= REQUIRED TASK =
Where a line contains the word "environment", copy that line in full.

= MATERIAL FOR THE TASK =

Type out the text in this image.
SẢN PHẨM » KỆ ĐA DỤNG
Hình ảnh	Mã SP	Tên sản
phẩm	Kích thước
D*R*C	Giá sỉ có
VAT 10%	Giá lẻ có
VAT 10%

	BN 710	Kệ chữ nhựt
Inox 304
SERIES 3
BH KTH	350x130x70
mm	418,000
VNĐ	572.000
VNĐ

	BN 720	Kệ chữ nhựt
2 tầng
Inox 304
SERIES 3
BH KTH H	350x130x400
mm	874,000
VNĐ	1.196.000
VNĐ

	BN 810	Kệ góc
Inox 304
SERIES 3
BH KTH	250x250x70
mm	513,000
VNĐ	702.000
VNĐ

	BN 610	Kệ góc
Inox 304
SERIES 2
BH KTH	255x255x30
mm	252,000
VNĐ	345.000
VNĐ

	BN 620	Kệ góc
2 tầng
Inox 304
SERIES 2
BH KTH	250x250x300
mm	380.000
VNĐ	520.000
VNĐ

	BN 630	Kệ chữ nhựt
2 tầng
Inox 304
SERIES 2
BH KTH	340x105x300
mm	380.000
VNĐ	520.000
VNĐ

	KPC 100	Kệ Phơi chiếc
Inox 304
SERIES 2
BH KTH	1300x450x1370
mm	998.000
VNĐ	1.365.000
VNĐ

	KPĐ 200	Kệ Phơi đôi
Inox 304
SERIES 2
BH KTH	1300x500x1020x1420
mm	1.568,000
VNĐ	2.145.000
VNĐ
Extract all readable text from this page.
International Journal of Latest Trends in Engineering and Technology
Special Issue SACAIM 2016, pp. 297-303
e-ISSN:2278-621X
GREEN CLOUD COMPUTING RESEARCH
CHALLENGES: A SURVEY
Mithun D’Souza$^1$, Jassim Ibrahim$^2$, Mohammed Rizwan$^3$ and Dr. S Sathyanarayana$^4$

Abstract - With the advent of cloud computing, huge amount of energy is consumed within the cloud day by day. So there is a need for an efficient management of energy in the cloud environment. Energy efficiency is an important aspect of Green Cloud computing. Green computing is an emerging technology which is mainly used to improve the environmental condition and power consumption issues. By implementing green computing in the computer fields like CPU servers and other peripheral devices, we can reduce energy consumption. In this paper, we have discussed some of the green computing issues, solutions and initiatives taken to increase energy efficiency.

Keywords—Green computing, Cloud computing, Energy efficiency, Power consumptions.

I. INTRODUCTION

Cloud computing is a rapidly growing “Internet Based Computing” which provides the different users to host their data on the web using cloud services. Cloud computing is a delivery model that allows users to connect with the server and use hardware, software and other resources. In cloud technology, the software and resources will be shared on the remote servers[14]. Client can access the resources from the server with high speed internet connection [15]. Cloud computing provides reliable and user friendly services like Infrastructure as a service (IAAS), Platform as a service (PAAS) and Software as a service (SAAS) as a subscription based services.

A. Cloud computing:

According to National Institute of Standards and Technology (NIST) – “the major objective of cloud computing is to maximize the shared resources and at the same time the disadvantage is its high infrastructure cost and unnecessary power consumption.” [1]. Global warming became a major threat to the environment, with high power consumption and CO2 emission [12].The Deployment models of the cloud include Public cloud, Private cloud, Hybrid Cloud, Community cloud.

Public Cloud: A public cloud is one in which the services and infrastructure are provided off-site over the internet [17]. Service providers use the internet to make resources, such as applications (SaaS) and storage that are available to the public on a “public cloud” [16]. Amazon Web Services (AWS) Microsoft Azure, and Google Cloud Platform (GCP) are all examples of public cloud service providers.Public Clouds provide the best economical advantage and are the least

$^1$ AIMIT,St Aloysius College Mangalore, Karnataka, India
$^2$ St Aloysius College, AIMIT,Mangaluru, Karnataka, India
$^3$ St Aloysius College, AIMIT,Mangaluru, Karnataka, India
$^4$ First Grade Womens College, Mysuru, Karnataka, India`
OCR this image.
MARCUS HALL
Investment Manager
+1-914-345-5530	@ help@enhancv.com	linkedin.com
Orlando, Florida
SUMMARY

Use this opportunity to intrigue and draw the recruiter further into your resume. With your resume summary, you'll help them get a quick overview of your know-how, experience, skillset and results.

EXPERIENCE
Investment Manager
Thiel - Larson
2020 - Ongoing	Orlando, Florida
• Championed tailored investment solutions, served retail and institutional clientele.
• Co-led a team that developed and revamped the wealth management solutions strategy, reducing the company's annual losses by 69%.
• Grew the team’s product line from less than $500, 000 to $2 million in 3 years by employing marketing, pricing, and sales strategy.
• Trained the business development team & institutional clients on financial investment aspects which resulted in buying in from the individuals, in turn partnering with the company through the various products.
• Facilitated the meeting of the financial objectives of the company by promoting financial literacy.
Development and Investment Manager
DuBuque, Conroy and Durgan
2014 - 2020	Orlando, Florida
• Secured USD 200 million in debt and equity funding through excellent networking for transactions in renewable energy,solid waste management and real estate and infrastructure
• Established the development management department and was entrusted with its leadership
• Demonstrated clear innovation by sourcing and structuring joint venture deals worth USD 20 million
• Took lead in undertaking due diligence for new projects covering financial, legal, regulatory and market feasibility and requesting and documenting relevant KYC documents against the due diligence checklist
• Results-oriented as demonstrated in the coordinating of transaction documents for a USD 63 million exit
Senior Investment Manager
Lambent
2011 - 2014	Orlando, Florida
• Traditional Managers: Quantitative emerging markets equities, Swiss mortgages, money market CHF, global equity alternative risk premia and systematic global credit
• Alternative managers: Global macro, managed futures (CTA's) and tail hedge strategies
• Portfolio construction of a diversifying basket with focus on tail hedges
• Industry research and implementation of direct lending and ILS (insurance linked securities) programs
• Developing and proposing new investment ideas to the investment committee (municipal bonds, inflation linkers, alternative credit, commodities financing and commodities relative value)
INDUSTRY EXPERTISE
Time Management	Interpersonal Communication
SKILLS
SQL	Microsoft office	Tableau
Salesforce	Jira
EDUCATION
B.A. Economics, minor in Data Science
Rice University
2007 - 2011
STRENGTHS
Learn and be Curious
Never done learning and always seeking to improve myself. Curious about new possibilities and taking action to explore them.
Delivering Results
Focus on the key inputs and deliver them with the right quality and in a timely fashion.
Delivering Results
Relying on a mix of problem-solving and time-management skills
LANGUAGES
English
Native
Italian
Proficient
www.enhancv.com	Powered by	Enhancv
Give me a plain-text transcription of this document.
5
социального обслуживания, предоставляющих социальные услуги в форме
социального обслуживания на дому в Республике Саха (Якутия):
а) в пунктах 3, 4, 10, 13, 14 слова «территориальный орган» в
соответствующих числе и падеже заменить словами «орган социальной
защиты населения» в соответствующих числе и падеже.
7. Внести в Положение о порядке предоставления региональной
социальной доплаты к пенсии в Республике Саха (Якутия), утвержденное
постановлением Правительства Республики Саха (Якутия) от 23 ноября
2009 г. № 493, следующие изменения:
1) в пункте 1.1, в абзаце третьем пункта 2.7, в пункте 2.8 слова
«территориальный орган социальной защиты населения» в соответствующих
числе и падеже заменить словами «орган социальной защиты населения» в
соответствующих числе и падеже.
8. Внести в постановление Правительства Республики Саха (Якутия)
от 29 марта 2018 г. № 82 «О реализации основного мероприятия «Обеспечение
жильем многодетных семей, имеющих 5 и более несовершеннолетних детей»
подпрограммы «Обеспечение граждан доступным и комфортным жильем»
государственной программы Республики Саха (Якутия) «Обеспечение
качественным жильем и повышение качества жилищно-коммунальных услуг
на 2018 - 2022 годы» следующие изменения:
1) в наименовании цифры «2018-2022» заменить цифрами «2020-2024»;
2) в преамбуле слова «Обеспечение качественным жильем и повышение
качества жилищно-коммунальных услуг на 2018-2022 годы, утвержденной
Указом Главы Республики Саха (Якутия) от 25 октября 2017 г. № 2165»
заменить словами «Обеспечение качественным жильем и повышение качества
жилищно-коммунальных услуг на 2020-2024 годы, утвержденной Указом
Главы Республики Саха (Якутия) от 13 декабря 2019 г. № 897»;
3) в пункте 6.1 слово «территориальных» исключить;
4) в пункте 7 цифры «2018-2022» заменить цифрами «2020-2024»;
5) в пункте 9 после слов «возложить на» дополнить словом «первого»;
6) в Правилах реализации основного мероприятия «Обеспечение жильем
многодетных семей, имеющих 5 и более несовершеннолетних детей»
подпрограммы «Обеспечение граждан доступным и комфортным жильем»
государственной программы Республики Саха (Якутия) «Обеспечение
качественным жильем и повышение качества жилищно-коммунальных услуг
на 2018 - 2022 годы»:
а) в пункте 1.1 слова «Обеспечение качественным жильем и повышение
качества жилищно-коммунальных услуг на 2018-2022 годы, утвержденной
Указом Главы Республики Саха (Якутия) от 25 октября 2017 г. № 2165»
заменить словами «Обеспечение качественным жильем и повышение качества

= WRITTEN RESPONSE =
Abstract - With the advent of cloud computing, huge amount of energy is consumed within the cloud day by day. So there is a need for an efficient management of energy in the cloud environment. Energy efficiency is an important aspect of Green Cloud computing. Green computing is an emerging technology which is mainly used to improve the environmental condition and power consumption issues. By implementing green computing in the computer fields like CPU servers and other peripheral devices, we can reduce energy consumption. In this paper, we have discussed some of the green computing issues, solutions and initiatives taken to increase energy efficiency.
According to National Institute of Standards and Technology (NIST) – “the major objective of cloud computing is to maximize the shared resources and at the same time the disadvantage is its high infrastructure cost and unnecessary power consumption.” [1]. Global warming became a major threat to the environment, with high power consumption and CO2 emission [12].The Deployment models of the cloud include Public cloud, Private cloud, Hybrid Cloud, Community cloud.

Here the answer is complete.